[Dataset items]
--------

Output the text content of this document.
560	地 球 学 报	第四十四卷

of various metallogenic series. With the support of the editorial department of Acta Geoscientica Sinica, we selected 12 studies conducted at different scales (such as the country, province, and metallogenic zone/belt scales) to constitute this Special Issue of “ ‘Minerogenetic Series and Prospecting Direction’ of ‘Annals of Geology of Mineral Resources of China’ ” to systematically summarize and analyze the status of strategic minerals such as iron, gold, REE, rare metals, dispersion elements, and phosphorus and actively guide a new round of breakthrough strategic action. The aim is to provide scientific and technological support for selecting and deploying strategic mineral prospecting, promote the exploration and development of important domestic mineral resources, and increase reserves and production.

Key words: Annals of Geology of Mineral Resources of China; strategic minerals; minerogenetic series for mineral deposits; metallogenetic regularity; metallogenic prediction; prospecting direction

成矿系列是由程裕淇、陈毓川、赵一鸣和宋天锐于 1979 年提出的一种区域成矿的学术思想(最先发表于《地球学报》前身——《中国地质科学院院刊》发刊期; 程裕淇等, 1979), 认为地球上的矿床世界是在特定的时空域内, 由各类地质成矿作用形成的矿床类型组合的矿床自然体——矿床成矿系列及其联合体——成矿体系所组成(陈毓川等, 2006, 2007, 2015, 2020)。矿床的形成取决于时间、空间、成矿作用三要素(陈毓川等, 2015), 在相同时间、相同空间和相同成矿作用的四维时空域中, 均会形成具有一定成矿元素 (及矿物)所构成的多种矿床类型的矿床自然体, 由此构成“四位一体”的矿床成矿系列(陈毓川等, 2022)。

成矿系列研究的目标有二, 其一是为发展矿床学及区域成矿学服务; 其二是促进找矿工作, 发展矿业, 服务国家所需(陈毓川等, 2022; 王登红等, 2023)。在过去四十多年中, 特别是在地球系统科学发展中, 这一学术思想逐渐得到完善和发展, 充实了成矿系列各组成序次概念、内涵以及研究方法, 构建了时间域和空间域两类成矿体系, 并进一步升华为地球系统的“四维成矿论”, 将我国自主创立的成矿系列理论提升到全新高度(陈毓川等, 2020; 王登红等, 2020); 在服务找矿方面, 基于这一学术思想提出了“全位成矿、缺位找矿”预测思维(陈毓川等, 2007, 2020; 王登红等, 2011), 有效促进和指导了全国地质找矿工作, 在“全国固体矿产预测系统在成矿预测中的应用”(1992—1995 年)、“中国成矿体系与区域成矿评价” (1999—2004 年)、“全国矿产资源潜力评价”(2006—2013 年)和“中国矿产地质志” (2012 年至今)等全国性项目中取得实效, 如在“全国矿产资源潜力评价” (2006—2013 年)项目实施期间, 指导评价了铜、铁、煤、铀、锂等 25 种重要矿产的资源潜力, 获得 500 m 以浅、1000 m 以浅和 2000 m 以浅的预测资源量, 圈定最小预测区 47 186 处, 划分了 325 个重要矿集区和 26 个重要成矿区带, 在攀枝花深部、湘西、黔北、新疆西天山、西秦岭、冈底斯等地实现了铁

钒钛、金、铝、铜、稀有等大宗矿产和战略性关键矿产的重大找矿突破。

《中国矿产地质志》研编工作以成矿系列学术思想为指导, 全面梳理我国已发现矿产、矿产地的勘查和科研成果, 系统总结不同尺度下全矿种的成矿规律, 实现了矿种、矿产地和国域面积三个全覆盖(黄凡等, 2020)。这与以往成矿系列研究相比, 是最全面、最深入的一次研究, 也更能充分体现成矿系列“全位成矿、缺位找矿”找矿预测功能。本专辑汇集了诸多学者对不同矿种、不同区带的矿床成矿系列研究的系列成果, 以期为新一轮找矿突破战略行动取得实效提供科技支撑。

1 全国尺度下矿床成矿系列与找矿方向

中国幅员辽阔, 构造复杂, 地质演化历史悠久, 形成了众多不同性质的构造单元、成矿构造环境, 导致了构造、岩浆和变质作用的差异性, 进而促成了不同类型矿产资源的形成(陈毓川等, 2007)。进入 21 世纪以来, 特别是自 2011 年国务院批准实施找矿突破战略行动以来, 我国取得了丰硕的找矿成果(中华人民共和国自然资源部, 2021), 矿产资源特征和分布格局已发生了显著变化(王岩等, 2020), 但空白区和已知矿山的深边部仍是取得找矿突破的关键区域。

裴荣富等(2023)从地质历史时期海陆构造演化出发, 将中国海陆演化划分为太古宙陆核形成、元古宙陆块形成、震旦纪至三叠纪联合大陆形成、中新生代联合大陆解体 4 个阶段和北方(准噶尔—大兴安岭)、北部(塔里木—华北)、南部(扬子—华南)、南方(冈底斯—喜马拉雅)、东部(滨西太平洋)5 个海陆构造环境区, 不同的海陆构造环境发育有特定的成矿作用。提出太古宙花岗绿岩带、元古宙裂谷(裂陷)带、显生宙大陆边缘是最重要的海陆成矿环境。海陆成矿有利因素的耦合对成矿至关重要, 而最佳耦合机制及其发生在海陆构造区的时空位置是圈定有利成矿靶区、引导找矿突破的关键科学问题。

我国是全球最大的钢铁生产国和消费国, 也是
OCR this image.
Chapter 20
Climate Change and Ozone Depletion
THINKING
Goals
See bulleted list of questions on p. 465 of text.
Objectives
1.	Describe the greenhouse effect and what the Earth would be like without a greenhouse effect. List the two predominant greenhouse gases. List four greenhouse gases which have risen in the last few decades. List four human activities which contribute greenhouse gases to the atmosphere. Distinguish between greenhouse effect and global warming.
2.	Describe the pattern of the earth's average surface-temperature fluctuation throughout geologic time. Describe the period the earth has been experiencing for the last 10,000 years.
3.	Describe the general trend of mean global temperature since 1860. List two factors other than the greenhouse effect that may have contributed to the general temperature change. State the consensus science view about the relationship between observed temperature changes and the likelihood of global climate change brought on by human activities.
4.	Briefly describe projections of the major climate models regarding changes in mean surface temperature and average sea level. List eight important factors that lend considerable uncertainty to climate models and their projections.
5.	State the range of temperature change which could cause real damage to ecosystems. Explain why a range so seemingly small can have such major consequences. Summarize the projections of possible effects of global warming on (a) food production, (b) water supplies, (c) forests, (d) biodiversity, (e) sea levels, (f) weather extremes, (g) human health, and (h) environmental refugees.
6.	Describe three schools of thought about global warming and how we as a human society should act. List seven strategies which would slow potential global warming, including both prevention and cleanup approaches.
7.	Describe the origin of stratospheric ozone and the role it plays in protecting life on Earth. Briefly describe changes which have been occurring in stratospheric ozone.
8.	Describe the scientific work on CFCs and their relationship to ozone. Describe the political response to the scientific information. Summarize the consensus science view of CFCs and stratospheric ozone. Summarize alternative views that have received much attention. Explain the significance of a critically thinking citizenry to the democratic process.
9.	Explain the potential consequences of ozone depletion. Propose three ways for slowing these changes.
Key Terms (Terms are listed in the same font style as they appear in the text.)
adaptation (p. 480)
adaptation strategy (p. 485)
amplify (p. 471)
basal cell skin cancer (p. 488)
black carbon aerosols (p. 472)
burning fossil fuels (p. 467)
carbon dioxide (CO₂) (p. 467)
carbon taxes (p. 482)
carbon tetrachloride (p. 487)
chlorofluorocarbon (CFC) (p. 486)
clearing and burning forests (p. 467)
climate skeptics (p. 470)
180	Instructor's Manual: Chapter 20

--------

→ **What the task asks**: Reproduce the data in full, exactly as presented.

→ **Output for this exercise**:
Output the text content of this document.
560	地 球 学 报	第四十四卷

of various metallogenic series. With the support of the editorial department of Acta Geoscientica Sinica, we selected 12 studies conducted at different scales (such as the country, province, and metallogenic zone/belt scales) to constitute this Special Issue of “ ‘Minerogenetic Series and Prospecting Direction’ of ‘Annals of Geology of Mineral Resources of China’ ” to systematically summarize and analyze the status of strategic minerals such as iron, gold, REE, rare metals, dispersion elements, and phosphorus and actively guide a new round of breakthrough strategic action. The aim is to provide scientific and technological support for selecting and deploying strategic mineral prospecting, promote the exploration and development of important domestic mineral resources, and increase reserves and production.

Key words: Annals of Geology of Mineral Resources of China; strategic minerals; minerogenetic series for mineral deposits; metallogenetic regularity; metallogenic prediction; prospecting direction

成矿系列是由程裕淇、陈毓川、赵一鸣和宋天锐于 1979 年提出的一种区域成矿的学术思想(最先发表于《地球学报》前身——《中国地质科学院院刊》发刊期; 程裕淇等, 1979), 认为地球上的矿床世界是在特定的时空域内, 由各类地质成矿作用形成的矿床类型组合的矿床自然体——矿床成矿系列及其联合体——成矿体系所组成(陈毓川等, 2006, 2007, 2015, 2020)。矿床的形成取决于时间、空间、成矿作用三要素(陈毓川等, 2015), 在相同时间、相同空间和相同成矿作用的四维时空域中, 均会形成具有一定成矿元素 (及矿物)所构成的多种矿床类型的矿床自然体, 由此构成“四位一体”的矿床成矿系列(陈毓川等, 2022)。

成矿系列研究的目标有二, 其一是为发展矿床学及区域成矿学服务; 其二是促进找矿工作, 发展矿业, 服务国家所需(陈毓川等, 2022; 王登红等, 2023)。在过去四十多年中, 特别是在地球系统科学发展中, 这一学术思想逐渐得到完善和发展, 充实了成矿系列各组成序次概念、内涵以及研究方法, 构建了时间域和空间域两类成矿体系, 并进一步升华为地球系统的“四维成矿论”, 将我国自主创立的成矿系列理论提升到全新高度(陈毓川等, 2020; 王登红等, 2020); 在服务找矿方面, 基于这一学术思想提出了“全位成矿、缺位找矿”预测思维(陈毓川等, 2007, 2020; 王登红等, 2011), 有效促进和指导了全国地质找矿工作, 在“全国固体矿产预测系统在成矿预测中的应用”(1992—1995 年)、“中国成矿体系与区域成矿评价” (1999—2004 年)、“全国矿产资源潜力评价”(2006—2013 年)和“中国矿产地质志” (2012 年至今)等全国性项目中取得实效, 如在“全国矿产资源潜力评价” (2006—2013 年)项目实施期间, 指导评价了铜、铁、煤、铀、锂等 25 种重要矿产的资源潜力, 获得 500 m 以浅、1000 m 以浅和 2000 m 以浅的预测资源量, 圈定最小预测区 47 186 处, 划分了 325 个重要矿集区和 26 个重要成矿区带, 在攀枝花深部、湘西、黔北、新疆西天山、西秦岭、冈底斯等地实现了铁

钒钛、金、铝、铜、稀有等大宗矿产和战略性关键矿产的重大找矿突破。

《中国矿产地质志》研编工作以成矿系列学术思想为指导, 全面梳理我国已发现矿产、矿产地的勘查和科研成果, 系统总结不同尺度下全矿种的成矿规律, 实现了矿种、矿产地和国域面积三个全覆盖(黄凡等, 2020)。这与以往成矿系列研究相比, 是最全面、最深入的一次研究, 也更能充分体现成矿系列“全位成矿、缺位找矿”找矿预测功能。本专辑汇集了诸多学者对不同矿种、不同区带的矿床成矿系列研究的系列成果, 以期为新一轮找矿突破战略行动取得实效提供科技支撑。

1 全国尺度下矿床成矿系列与找矿方向

中国幅员辽阔, 构造复杂, 地质演化历史悠久, 形成了众多不同性质的构造单元、成矿构造环境, 导致了构造、岩浆和变质作用的差异性, 进而促成了不同类型矿产资源的形成(陈毓川等, 2007)。进入 21 世纪以来, 特别是自 2011 年国务院批准实施找矿突破战略行动以来, 我国取得了丰硕的找矿成果(中华人民共和国自然资源部, 2021), 矿产资源特征和分布格局已发生了显著变化(王岩等, 2020), 但空白区和已知矿山的深边部仍是取得找矿突破的关键区域。

裴荣富等(2023)从地质历史时期海陆构造演化出发, 将中国海陆演化划分为太古宙陆核形成、元古宙陆块形成、震旦纪至三叠纪联合大陆形成、中新生代联合大陆解体 4 个阶段和北方(准噶尔—大兴安岭)、北部(塔里木—华北)、南部(扬子—华南)、南方(冈底斯—喜马拉雅)、东部(滨西太平洋)5 个海陆构造环境区, 不同的海陆构造环境发育有特定的成矿作用。提出太古宙花岗绿岩带、元古宙裂谷(裂陷)带、显生宙大陆边缘是最重要的海陆成矿环境。海陆成矿有利因素的耦合对成矿至关重要, 而最佳耦合机制及其发生在海陆构造区的时空位置是圈定有利成矿靶区、引导找矿突破的关键科学问题。

我国是全球最大的钢铁生产国和消费国, 也是
OCR this image.
Chapter 20
Climate Change and Ozone Depletion
THINKING
Goals
See bulleted list of questions on p. 465 of text.
Objectives
1.	Describe the greenhouse effect and what the Earth would be like without a greenhouse effect. List the two predominant greenhouse gases. List four greenhouse gases which have risen in the last few decades. List four human activities which contribute greenhouse gases to the atmosphere. Distinguish between greenhouse effect and global warming.
2.	Describe the pattern of the earth's average surface-temperature fluctuation throughout geologic time. Describe the period the earth has been experiencing for the last 10,000 years.
3.	Describe the general trend of mean global temperature since 1860. List two factors other than the greenhouse effect that may have contributed to the general temperature change. State the consensus science view about the relationship between observed temperature changes and the likelihood of global climate change brought on by human activities.
4.	Briefly describe projections of the major climate models regarding changes in mean surface temperature and average sea level. List eight important factors that lend considerable uncertainty to climate models and their projections.
5.	State the range of temperature change which could cause real damage to ecosystems. Explain why a range so seemingly small can have such major consequences. Summarize the projections of possible effects of global warming on (a) food production, (b) water supplies, (c) forests, (d) biodiversity, (e) sea levels, (f) weather extremes, (g) human health, and (h) environmental refugees.
6.	Describe three schools of thought about global warming and how we as a human society should act. List seven strategies which would slow potential global warming, including both prevention and cleanup approaches.
7.	Describe the origin of stratospheric ozone and the role it plays in protecting life on Earth. Briefly describe changes which have been occurring in stratospheric ozone.
8.	Describe the scientific work on CFCs and their relationship to ozone. Describe the political response to the scientific information. Summarize the consensus science view of CFCs and stratospheric ozone. Summarize alternative views that have received much attention. Explain the significance of a critically thinking citizenry to the democratic process.
9.	Explain the potential consequences of ozone depletion. Propose three ways for slowing these changes.
Key Terms (Terms are listed in the same font style as they appear in the text.)
adaptation (p. 480)
adaptation strategy (p. 485)
amplify (p. 471)
basal cell skin cancer (p. 488)
black carbon aerosols (p. 472)
burning fossil fuels (p. 467)
carbon dioxide (CO₂) (p. 467)
carbon taxes (p. 482)
carbon tetrachloride (p. 487)
chlorofluorocarbon (CFC) (p. 486)
clearing and burning forests (p. 467)
climate skeptics (p. 470)
180	Instructor's Manual: Chapter 20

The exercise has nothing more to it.